- What you will do:
All of the lines below are to be transcribed faithfully, with pictures excluded from the copy.

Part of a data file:
..............................
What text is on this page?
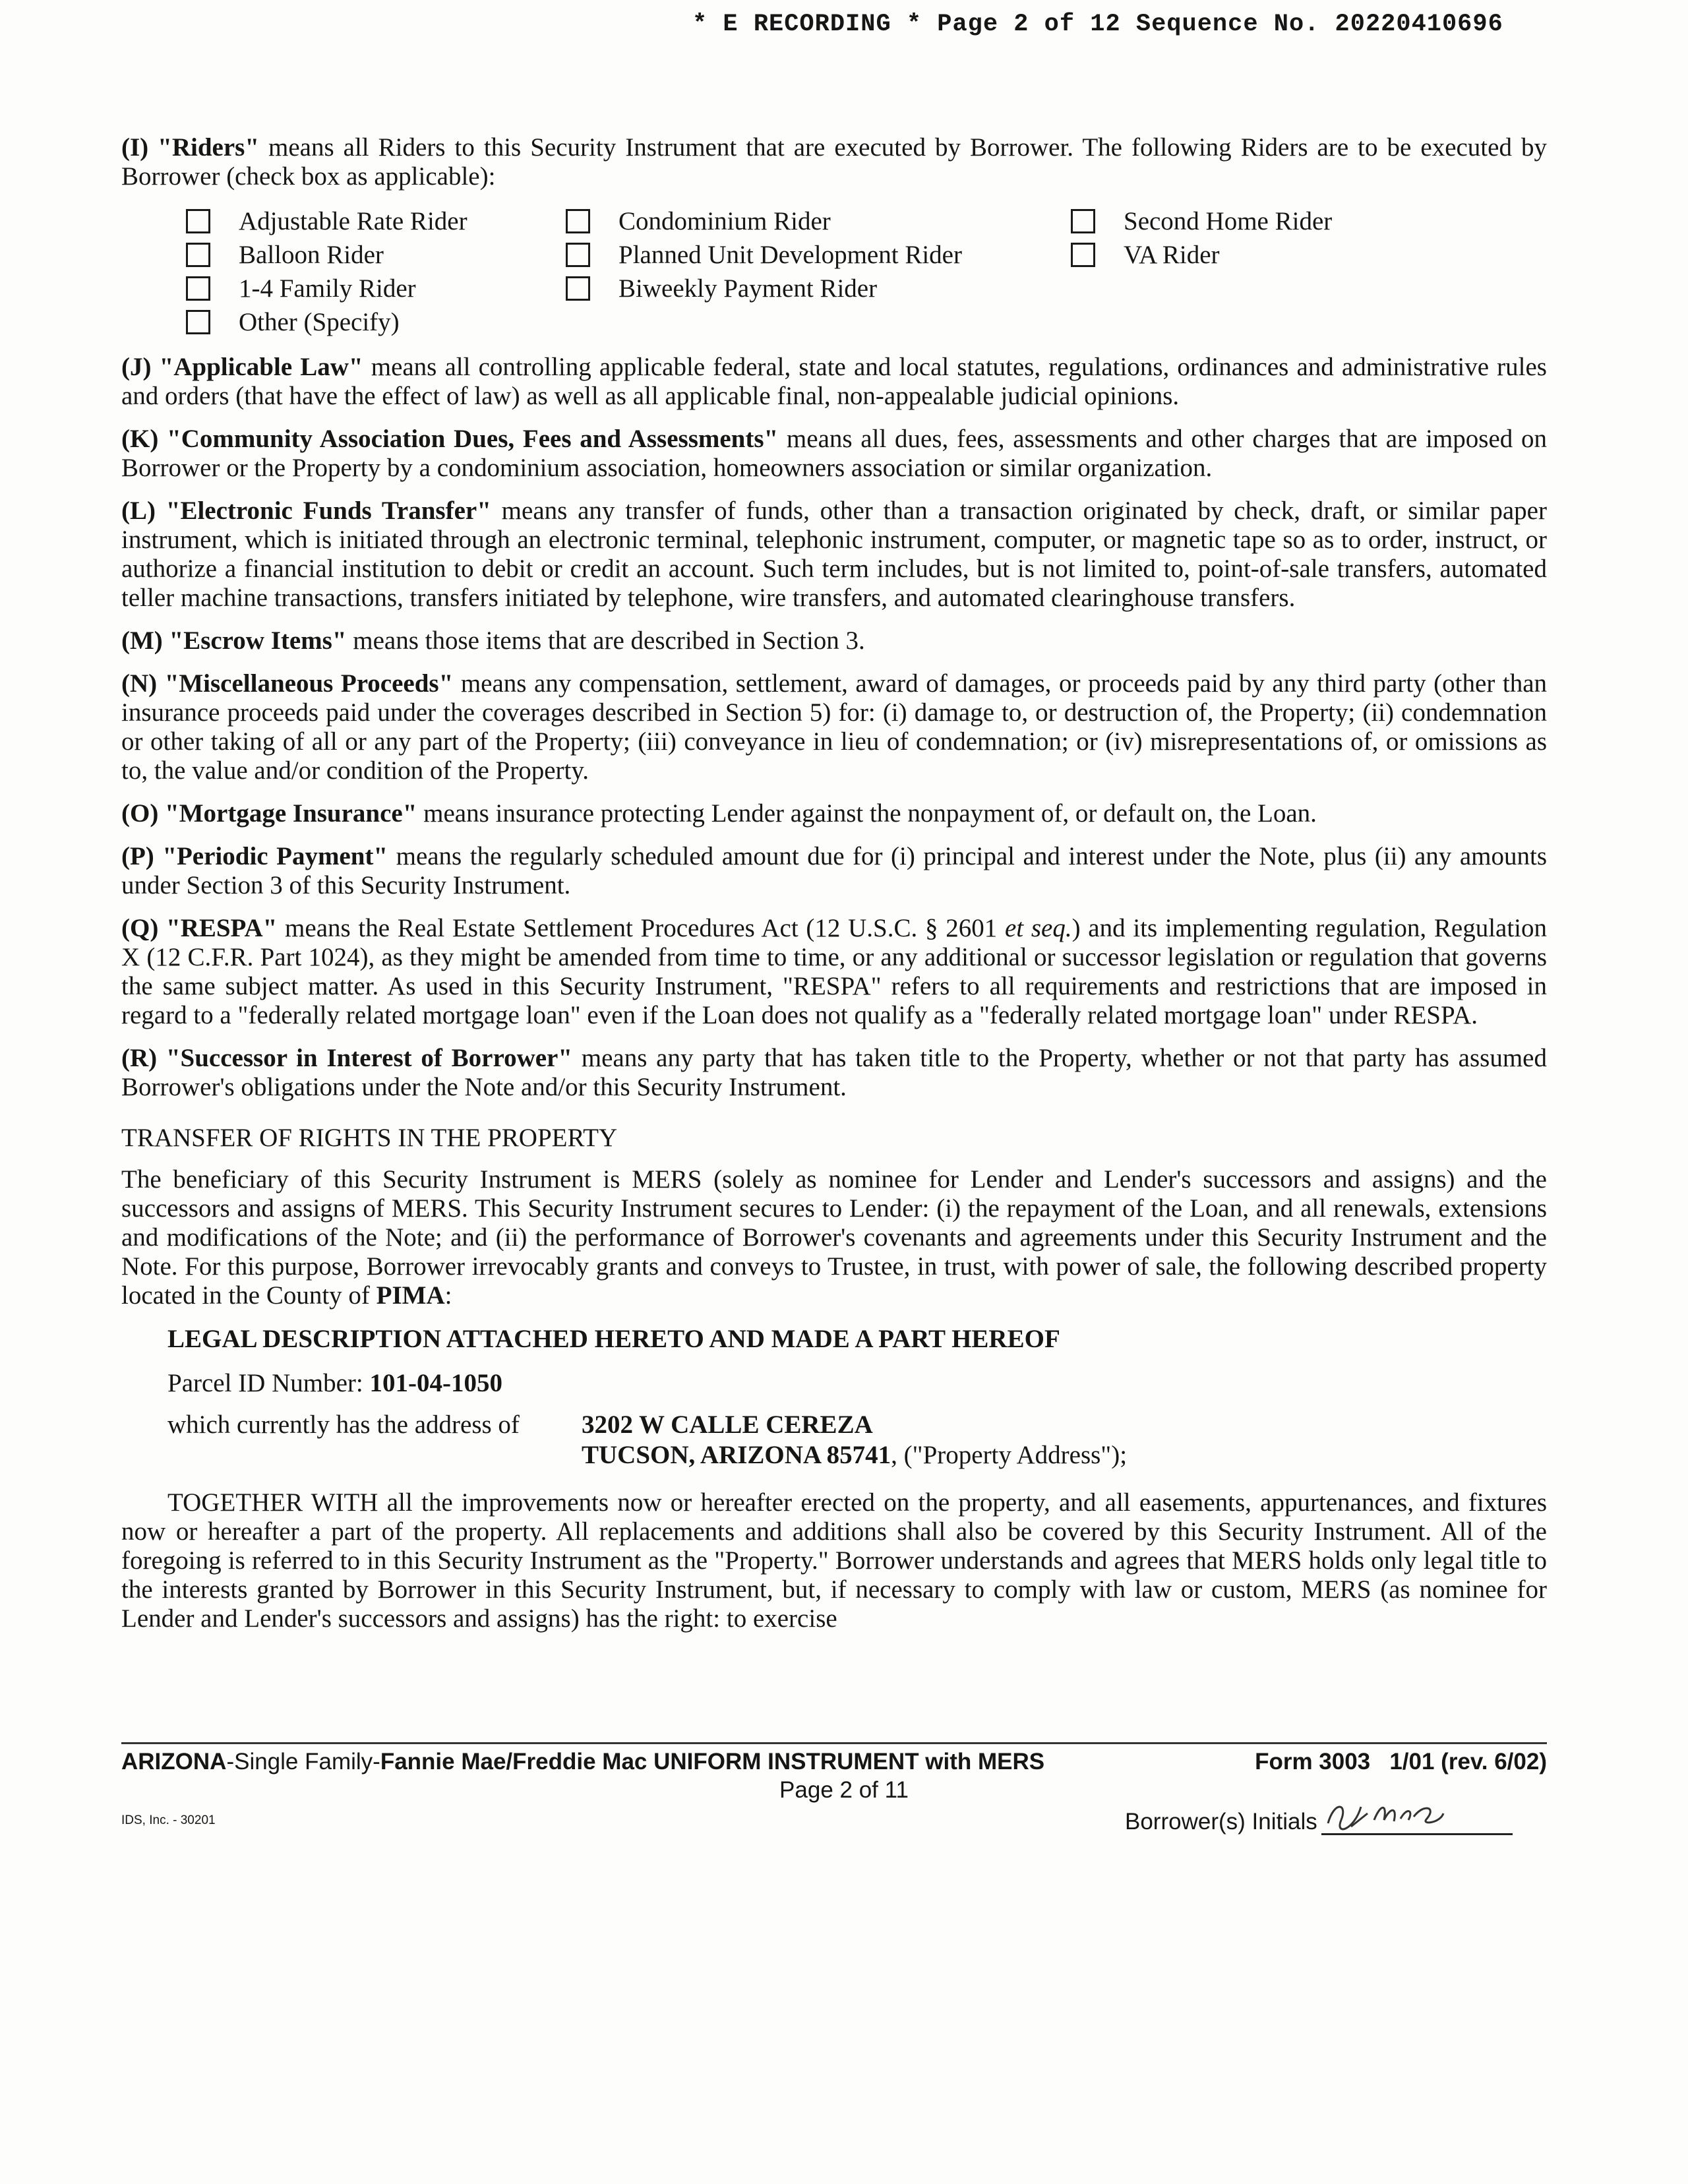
* E RECORDING * Page 2 of 12 Sequence No. 20220410696

(I) "Riders" means all Riders to this Security Instrument that are executed by Borrower. The following Riders are to be executed by Borrower (check box as applicable):

Adjustable Rate Rider	Condominium Rider	Second Home Rider
Balloon Rider	Planned Unit Development Rider	VA Rider
1-4 Family Rider	Biweekly Payment Rider
Other (Specify)

(J) "Applicable Law" means all controlling applicable federal, state and local statutes, regulations, ordinances and administrative rules and orders (that have the effect of law) as well as all applicable final, non-appealable judicial opinions.

(K) "Community Association Dues, Fees and Assessments" means all dues, fees, assessments and other charges that are imposed on Borrower or the Property by a condominium association, homeowners association or similar organization.

(L) "Electronic Funds Transfer" means any transfer of funds, other than a transaction originated by check, draft, or similar paper instrument, which is initiated through an electronic terminal, telephonic instrument, computer, or magnetic tape so as to order, instruct, or authorize a financial institution to debit or credit an account. Such term includes, but is not limited to, point-of-sale transfers, automated teller machine transactions, transfers initiated by telephone, wire transfers, and automated clearinghouse transfers.

(M) "Escrow Items" means those items that are described in Section 3.

(N) "Miscellaneous Proceeds" means any compensation, settlement, award of damages, or proceeds paid by any third party (other than insurance proceeds paid under the coverages described in Section 5) for: (i) damage to, or destruction of, the Property; (ii) condemnation or other taking of all or any part of the Property; (iii) conveyance in lieu of condemnation; or (iv) misrepresentations of, or omissions as to, the value and/or condition of the Property.

(O) "Mortgage Insurance" means insurance protecting Lender against the nonpayment of, or default on, the Loan.

(P) "Periodic Payment" means the regularly scheduled amount due for (i) principal and interest under the Note, plus (ii) any amounts under Section 3 of this Security Instrument.

(Q) "RESPA" means the Real Estate Settlement Procedures Act (12 U.S.C. § 2601 et seq.) and its implementing regulation, Regulation X (12 C.F.R. Part 1024), as they might be amended from time to time, or any additional or successor legislation or regulation that governs the same subject matter. As used in this Security Instrument, "RESPA" refers to all requirements and restrictions that are imposed in regard to a "federally related mortgage loan" even if the Loan does not qualify as a "federally related mortgage loan" under RESPA.

(R) "Successor in Interest of Borrower" means any party that has taken title to the Property, whether or not that party has assumed Borrower's obligations under the Note and/or this Security Instrument.

TRANSFER OF RIGHTS IN THE PROPERTY

The beneficiary of this Security Instrument is MERS (solely as nominee for Lender and Lender's successors and assigns) and the successors and assigns of MERS. This Security Instrument secures to Lender: (i) the repayment of the Loan, and all renewals, extensions and modifications of the Note; and (ii) the performance of Borrower's covenants and agreements under this Security Instrument and the Note. For this purpose, Borrower irrevocably grants and conveys to Trustee, in trust, with power of sale, the following described property located in the County of PIMA:

LEGAL DESCRIPTION ATTACHED HERETO AND MADE A PART HEREOF
Parcel ID Number: 101-04-1050
which currently has the address of	3202 W CALLE CEREZA
TUCSON, ARIZONA 85741, ("Property Address");

TOGETHER WITH all the improvements now or hereafter erected on the property, and all easements, appurtenances, and fixtures now or hereafter a part of the property. All replacements and additions shall also be covered by this Security Instrument. All of the foregoing is referred to in this Security Instrument as the "Property." Borrower understands and agrees that MERS holds only legal title to the interests granted by Borrower in this Security Instrument, but, if necessary to comply with law or custom, MERS (as nominee for Lender and Lender's successors and assigns) has the right: to exercise

ARIZONA-Single Family-Fannie Mae/Freddie Mac UNIFORM INSTRUMENT with MERS	Form 3003   1/01 (rev. 6/02)
Page 2 of 11
IDS, Inc. - 30201	Borrower(s) Initials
..............................
- Answer to the task:
What text is on this page?
* E RECORDING * Page 2 of 12 Sequence No. 20220410696

(I) "Riders" means all Riders to this Security Instrument that are executed by Borrower. The following Riders are to be executed by Borrower (check box as applicable):

Adjustable Rate Rider	Condominium Rider	Second Home Rider
Balloon Rider	Planned Unit Development Rider	VA Rider
1-4 Family Rider	Biweekly Payment Rider
Other (Specify)

(J) "Applicable Law" means all controlling applicable federal, state and local statutes, regulations, ordinances and administrative rules and orders (that have the effect of law) as well as all applicable final, non-appealable judicial opinions.

(K) "Community Association Dues, Fees and Assessments" means all dues, fees, assessments and other charges that are imposed on Borrower or the Property by a condominium association, homeowners association or similar organization.

(L) "Electronic Funds Transfer" means any transfer of funds, other than a transaction originated by check, draft, or similar paper instrument, which is initiated through an electronic terminal, telephonic instrument, computer, or magnetic tape so as to order, instruct, or authorize a financial institution to debit or credit an account. Such term includes, but is not limited to, point-of-sale transfers, automated teller machine transactions, transfers initiated by telephone, wire transfers, and automated clearinghouse transfers.

(M) "Escrow Items" means those items that are described in Section 3.

(N) "Miscellaneous Proceeds" means any compensation, settlement, award of damages, or proceeds paid by any third party (other than insurance proceeds paid under the coverages described in Section 5) for: (i) damage to, or destruction of, the Property; (ii) condemnation or other taking of all or any part of the Property; (iii) conveyance in lieu of condemnation; or (iv) misrepresentations of, or omissions as to, the value and/or condition of the Property.

(O) "Mortgage Insurance" means insurance protecting Lender against the nonpayment of, or default on, the Loan.

(P) "Periodic Payment" means the regularly scheduled amount due for (i) principal and interest under the Note, plus (ii) any amounts under Section 3 of this Security Instrument.

(Q) "RESPA" means the Real Estate Settlement Procedures Act (12 U.S.C. § 2601 et seq.) and its implementing regulation, Regulation X (12 C.F.R. Part 1024), as they might be amended from time to time, or any additional or successor legislation or regulation that governs the same subject matter. As used in this Security Instrument, "RESPA" refers to all requirements and restrictions that are imposed in regard to a "federally related mortgage loan" even if the Loan does not qualify as a "federally related mortgage loan" under RESPA.

(R) "Successor in Interest of Borrower" means any party that has taken title to the Property, whether or not that party has assumed Borrower's obligations under the Note and/or this Security Instrument.

TRANSFER OF RIGHTS IN THE PROPERTY

The beneficiary of this Security Instrument is MERS (solely as nominee for Lender and Lender's successors and assigns) and the successors and assigns of MERS. This Security Instrument secures to Lender: (i) the repayment of the Loan, and all renewals, extensions and modifications of the Note; and (ii) the performance of Borrower's covenants and agreements under this Security Instrument and the Note. For this purpose, Borrower irrevocably grants and conveys to Trustee, in trust, with power of sale, the following described property located in the County of PIMA:

LEGAL DESCRIPTION ATTACHED HERETO AND MADE A PART HEREOF
Parcel ID Number: 101-04-1050
which currently has the address of	3202 W CALLE CEREZA
TUCSON, ARIZONA 85741, ("Property Address");

TOGETHER WITH all the improvements now or hereafter erected on the property, and all easements, appurtenances, and fixtures now or hereafter a part of the property. All replacements and additions shall also be covered by this Security Instrument. All of the foregoing is referred to in this Security Instrument as the "Property." Borrower understands and agrees that MERS holds only legal title to the interests granted by Borrower in this Security Instrument, but, if necessary to comply with law or custom, MERS (as nominee for Lender and Lender's successors and assigns) has the right: to exercise

ARIZONA-Single Family-Fannie Mae/Freddie Mac UNIFORM INSTRUMENT with MERS	Form 3003   1/01 (rev. 6/02)
Page 2 of 11
IDS, Inc. - 30201	Borrower(s) Initials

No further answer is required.